• **Written exercise**
In the copy, include every entry exactly but none of the pictures.

Data records
....................

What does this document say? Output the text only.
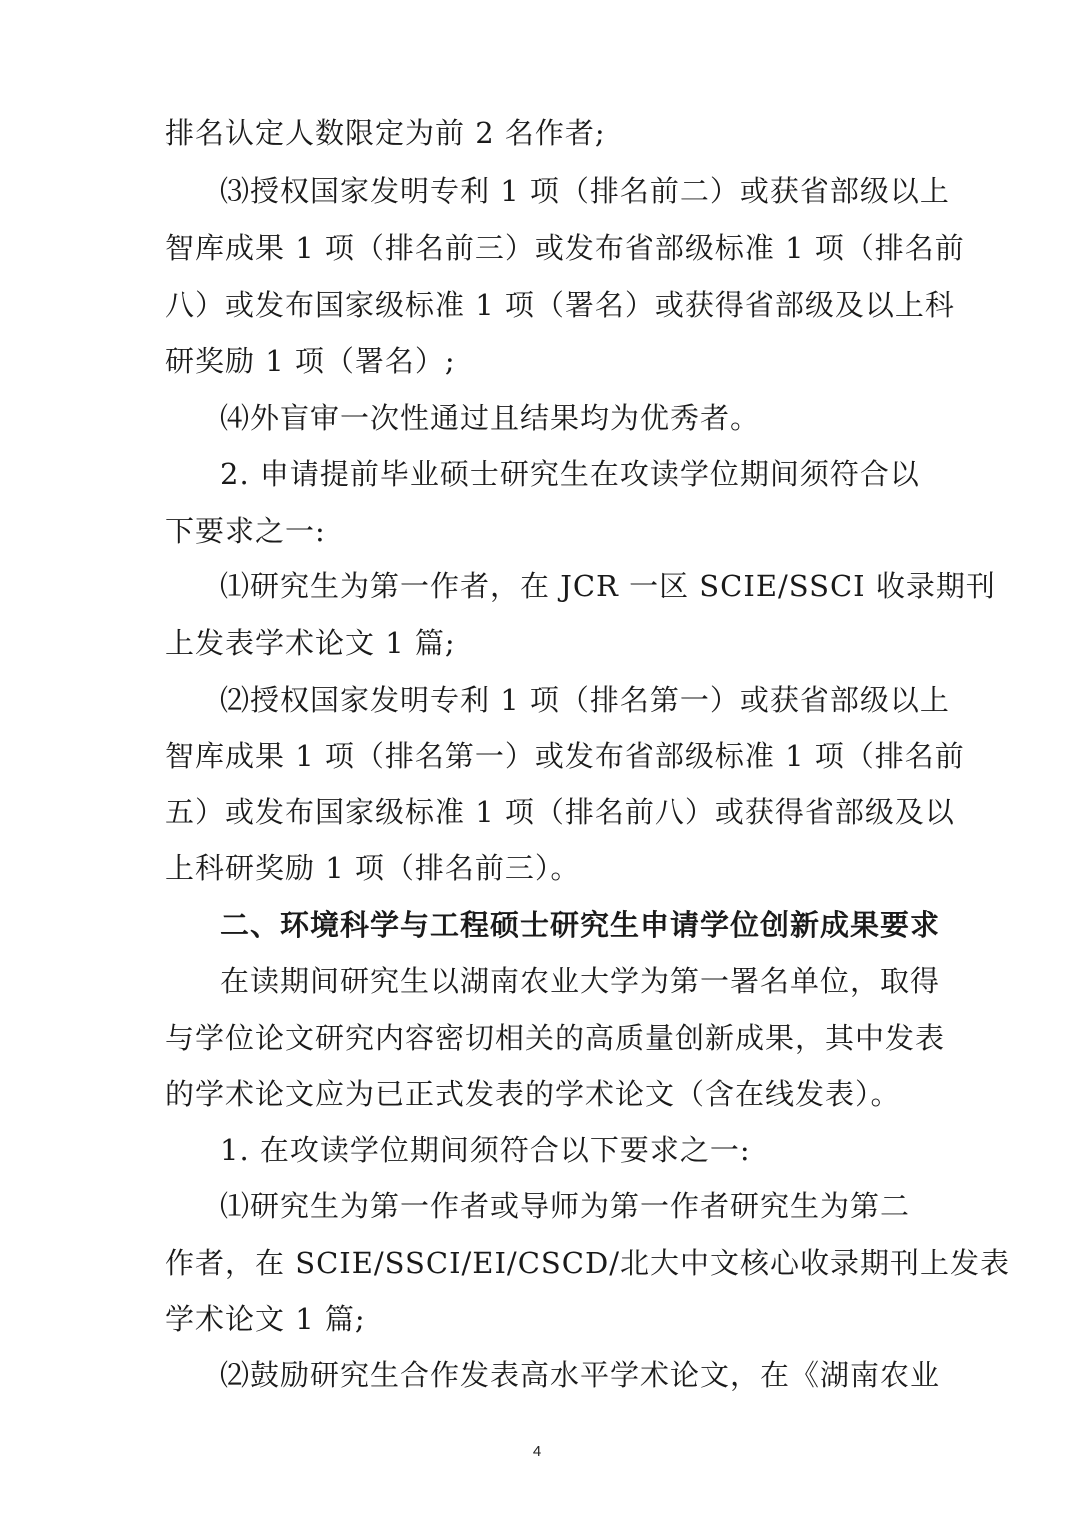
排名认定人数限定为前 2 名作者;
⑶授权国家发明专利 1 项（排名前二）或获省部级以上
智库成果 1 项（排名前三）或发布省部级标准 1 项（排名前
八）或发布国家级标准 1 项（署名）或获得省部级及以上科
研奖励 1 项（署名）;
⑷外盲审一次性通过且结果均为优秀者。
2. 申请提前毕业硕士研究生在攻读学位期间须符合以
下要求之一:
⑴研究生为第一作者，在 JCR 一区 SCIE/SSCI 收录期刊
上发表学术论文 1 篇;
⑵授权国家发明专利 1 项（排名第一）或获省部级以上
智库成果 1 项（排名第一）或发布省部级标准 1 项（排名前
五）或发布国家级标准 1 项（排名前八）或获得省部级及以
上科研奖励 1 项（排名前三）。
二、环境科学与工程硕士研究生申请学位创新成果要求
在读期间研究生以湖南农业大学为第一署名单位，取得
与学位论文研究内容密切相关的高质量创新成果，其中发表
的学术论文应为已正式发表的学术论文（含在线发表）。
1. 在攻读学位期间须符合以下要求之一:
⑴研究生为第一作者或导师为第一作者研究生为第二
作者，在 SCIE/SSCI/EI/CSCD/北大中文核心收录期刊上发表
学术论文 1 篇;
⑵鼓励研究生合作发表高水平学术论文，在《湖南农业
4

....................

• **Response**
What does this document say? Output the text only.
排名认定人数限定为前 2 名作者;
⑶授权国家发明专利 1 项（排名前二）或获省部级以上
智库成果 1 项（排名前三）或发布省部级标准 1 项（排名前
八）或发布国家级标准 1 项（署名）或获得省部级及以上科
研奖励 1 项（署名）;
⑷外盲审一次性通过且结果均为优秀者。
2. 申请提前毕业硕士研究生在攻读学位期间须符合以
下要求之一:
⑴研究生为第一作者，在 JCR 一区 SCIE/SSCI 收录期刊
上发表学术论文 1 篇;
⑵授权国家发明专利 1 项（排名第一）或获省部级以上
智库成果 1 项（排名第一）或发布省部级标准 1 项（排名前
五）或发布国家级标准 1 项（排名前八）或获得省部级及以
上科研奖励 1 项（排名前三）。
二、环境科学与工程硕士研究生申请学位创新成果要求
在读期间研究生以湖南农业大学为第一署名单位，取得
与学位论文研究内容密切相关的高质量创新成果，其中发表
的学术论文应为已正式发表的学术论文（含在线发表）。
1. 在攻读学位期间须符合以下要求之一:
⑴研究生为第一作者或导师为第一作者研究生为第二
作者，在 SCIE/SSCI/EI/CSCD/北大中文核心收录期刊上发表
学术论文 1 篇;
⑵鼓励研究生合作发表高水平学术论文，在《湖南农业
4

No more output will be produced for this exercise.